** Begin **

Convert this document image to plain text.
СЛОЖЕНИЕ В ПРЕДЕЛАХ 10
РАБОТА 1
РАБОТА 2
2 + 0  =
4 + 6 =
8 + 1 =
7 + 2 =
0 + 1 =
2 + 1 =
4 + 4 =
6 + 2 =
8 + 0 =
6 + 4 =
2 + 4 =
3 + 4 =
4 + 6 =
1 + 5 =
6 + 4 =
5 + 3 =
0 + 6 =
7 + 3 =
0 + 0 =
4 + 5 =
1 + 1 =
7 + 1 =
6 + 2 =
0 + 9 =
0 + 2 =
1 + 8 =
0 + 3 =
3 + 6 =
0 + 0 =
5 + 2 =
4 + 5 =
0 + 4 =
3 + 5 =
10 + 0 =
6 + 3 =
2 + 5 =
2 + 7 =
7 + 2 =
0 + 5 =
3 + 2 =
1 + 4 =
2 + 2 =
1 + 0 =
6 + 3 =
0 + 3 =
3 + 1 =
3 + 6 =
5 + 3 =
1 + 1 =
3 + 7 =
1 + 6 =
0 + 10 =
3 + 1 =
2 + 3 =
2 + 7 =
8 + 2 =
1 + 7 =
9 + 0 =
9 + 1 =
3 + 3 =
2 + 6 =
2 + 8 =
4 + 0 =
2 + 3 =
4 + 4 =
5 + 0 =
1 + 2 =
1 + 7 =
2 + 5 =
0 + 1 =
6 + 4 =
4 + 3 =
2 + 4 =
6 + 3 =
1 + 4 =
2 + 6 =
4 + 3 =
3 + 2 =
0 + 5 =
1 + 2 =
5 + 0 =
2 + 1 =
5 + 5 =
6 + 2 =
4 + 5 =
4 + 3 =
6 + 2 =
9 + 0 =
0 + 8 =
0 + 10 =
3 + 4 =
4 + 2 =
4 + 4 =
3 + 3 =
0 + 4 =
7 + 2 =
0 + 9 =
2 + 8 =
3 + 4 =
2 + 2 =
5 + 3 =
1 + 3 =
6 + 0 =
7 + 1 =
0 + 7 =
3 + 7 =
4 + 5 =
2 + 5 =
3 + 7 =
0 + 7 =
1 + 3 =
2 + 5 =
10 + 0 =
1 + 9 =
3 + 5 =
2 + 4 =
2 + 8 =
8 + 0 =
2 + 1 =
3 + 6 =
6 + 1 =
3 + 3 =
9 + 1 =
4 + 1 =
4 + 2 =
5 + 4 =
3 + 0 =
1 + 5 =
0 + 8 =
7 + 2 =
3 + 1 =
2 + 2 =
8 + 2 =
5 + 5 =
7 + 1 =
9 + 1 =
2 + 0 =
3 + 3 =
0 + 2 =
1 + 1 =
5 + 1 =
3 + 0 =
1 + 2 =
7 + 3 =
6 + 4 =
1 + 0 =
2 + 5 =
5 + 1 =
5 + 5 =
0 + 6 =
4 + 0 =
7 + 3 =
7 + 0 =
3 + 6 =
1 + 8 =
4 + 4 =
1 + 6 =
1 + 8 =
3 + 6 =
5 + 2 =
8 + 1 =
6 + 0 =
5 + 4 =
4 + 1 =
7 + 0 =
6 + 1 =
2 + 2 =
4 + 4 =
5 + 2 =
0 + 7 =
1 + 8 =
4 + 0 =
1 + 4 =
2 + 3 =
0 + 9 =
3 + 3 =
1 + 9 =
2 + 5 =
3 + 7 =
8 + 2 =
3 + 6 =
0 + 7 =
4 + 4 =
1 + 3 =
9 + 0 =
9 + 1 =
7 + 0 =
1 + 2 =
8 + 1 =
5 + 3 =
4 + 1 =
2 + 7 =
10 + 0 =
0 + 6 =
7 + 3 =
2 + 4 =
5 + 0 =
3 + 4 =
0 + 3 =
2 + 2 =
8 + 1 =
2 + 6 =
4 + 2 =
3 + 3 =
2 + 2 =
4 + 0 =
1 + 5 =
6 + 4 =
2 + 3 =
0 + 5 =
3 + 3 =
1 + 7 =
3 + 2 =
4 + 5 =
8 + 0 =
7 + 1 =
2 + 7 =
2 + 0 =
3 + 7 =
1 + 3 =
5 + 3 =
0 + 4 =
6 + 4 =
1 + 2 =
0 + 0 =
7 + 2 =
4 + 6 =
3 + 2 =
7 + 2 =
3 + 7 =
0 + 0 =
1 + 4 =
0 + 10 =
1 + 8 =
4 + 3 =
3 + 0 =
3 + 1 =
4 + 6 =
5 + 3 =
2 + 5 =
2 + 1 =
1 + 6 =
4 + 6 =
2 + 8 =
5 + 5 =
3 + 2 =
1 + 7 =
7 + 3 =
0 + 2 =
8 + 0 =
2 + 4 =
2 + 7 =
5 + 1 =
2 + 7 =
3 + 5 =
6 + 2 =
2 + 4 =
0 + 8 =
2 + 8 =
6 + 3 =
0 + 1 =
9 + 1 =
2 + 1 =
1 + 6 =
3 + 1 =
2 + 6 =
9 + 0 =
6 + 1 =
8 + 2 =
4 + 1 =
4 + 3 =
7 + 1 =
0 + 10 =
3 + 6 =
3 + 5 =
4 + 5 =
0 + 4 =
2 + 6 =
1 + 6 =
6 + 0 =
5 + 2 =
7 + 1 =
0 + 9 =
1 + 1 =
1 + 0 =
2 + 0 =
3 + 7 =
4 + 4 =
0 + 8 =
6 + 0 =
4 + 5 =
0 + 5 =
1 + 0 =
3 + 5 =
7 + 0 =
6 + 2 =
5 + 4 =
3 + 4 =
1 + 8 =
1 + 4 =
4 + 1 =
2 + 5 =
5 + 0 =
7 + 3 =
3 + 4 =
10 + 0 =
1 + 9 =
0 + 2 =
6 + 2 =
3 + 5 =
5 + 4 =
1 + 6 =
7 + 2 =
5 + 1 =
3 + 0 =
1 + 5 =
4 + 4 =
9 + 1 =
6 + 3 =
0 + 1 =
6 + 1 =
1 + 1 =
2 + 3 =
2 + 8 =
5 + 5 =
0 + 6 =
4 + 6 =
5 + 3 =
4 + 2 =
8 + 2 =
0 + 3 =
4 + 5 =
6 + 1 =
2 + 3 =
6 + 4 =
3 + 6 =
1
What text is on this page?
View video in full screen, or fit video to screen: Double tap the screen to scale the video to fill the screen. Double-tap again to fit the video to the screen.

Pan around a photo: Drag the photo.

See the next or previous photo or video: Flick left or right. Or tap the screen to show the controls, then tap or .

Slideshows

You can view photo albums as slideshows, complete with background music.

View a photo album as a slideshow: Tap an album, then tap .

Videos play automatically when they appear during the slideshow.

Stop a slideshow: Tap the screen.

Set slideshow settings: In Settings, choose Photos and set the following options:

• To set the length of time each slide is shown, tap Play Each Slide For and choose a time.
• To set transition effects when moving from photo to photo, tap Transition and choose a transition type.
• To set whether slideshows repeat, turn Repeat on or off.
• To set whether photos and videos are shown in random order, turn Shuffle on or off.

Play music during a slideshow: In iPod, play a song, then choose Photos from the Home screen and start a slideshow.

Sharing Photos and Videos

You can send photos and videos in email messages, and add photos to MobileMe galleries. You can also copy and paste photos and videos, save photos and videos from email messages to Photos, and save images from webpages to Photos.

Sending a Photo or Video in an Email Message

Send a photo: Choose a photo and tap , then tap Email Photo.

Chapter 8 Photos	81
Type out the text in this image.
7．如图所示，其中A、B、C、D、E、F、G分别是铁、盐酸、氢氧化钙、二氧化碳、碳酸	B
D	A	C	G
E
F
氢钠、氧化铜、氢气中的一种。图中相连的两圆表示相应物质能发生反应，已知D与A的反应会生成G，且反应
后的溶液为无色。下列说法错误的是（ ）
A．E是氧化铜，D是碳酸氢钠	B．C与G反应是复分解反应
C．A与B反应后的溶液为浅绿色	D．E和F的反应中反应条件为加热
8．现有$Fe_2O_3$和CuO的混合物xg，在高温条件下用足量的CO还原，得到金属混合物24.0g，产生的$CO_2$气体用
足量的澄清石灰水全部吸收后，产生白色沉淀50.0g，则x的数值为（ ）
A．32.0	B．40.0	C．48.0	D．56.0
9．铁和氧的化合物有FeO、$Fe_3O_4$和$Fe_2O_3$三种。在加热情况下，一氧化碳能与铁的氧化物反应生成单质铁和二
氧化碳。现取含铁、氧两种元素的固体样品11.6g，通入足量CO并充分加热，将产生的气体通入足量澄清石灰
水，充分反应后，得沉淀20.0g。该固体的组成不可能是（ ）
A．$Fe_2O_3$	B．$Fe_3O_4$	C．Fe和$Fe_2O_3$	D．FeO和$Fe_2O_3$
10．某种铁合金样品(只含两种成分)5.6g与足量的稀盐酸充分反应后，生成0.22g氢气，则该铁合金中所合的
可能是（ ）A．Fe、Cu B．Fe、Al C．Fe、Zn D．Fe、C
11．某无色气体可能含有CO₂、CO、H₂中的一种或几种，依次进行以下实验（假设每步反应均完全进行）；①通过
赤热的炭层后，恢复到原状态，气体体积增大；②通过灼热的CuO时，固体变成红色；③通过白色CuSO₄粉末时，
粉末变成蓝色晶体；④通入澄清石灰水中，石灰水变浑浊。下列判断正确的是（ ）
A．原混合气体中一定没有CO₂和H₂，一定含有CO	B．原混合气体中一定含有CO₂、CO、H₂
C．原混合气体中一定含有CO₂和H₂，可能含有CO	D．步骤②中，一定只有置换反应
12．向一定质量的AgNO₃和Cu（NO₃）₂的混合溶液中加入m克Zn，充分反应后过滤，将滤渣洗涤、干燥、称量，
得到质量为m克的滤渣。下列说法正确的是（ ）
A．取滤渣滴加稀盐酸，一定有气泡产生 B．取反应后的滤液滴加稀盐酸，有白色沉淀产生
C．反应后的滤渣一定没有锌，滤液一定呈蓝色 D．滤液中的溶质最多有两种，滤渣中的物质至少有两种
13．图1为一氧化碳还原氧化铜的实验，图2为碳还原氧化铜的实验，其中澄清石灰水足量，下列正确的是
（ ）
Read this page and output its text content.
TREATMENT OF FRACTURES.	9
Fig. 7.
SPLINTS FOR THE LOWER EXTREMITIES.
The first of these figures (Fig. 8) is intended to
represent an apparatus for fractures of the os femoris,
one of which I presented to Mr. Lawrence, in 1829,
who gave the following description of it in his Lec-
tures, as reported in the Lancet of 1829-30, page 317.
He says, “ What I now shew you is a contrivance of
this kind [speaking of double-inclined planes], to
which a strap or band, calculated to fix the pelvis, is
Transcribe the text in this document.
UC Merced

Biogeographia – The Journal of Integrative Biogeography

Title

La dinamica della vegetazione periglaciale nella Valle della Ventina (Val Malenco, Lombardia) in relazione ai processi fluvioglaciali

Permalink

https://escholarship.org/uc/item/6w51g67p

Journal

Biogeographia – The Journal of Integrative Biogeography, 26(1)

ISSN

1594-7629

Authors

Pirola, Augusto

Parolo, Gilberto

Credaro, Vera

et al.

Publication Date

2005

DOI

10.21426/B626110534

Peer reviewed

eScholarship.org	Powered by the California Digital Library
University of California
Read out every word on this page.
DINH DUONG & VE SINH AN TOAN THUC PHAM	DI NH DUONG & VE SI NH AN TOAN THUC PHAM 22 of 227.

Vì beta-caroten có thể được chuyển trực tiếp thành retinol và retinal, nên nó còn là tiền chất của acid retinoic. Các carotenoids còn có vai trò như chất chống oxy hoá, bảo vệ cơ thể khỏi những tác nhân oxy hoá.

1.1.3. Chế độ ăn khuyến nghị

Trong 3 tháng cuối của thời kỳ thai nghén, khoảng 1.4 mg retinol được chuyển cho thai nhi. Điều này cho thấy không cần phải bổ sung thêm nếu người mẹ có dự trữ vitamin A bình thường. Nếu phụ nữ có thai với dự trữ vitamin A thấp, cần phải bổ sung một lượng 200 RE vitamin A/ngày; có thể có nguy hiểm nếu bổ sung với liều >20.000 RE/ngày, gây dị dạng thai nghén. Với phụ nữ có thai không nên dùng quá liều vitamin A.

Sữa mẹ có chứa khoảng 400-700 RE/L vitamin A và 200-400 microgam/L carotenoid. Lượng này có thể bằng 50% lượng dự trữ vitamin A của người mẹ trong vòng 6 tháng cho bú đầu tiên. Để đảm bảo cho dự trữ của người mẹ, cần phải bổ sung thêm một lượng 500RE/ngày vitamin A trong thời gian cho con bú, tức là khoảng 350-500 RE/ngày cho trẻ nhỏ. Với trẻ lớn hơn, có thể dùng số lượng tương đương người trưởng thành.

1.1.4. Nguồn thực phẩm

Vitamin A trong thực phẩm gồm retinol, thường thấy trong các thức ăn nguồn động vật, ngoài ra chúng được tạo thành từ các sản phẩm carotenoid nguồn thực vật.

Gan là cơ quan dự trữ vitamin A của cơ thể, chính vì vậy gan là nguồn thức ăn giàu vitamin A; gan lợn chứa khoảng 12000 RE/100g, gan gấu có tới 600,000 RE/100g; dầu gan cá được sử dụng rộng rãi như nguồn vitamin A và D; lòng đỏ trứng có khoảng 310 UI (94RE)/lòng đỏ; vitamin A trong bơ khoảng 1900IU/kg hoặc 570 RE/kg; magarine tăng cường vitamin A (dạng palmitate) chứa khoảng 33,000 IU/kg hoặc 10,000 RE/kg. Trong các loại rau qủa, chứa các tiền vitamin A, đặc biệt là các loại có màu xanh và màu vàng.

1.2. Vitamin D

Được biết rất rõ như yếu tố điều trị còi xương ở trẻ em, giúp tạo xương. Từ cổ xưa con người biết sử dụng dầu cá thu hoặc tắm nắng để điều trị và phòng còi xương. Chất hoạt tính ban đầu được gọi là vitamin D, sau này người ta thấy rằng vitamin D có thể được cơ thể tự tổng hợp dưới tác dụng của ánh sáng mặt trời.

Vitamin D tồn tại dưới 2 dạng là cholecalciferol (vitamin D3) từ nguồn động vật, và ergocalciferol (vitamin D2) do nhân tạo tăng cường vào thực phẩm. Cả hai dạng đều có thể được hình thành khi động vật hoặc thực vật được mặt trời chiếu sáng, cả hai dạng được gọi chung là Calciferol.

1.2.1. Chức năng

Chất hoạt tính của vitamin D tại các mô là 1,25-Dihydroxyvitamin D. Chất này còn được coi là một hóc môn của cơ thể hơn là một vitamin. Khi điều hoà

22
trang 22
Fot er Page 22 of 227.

** End **

Where a line of the data holds "turn", show that line.

> SOLUTION TO THIS EXERCISE
• To set whether slideshows repeat, turn Repeat on or off.
• To set whether photos and videos are shown in random order, turn Shuffle on or off.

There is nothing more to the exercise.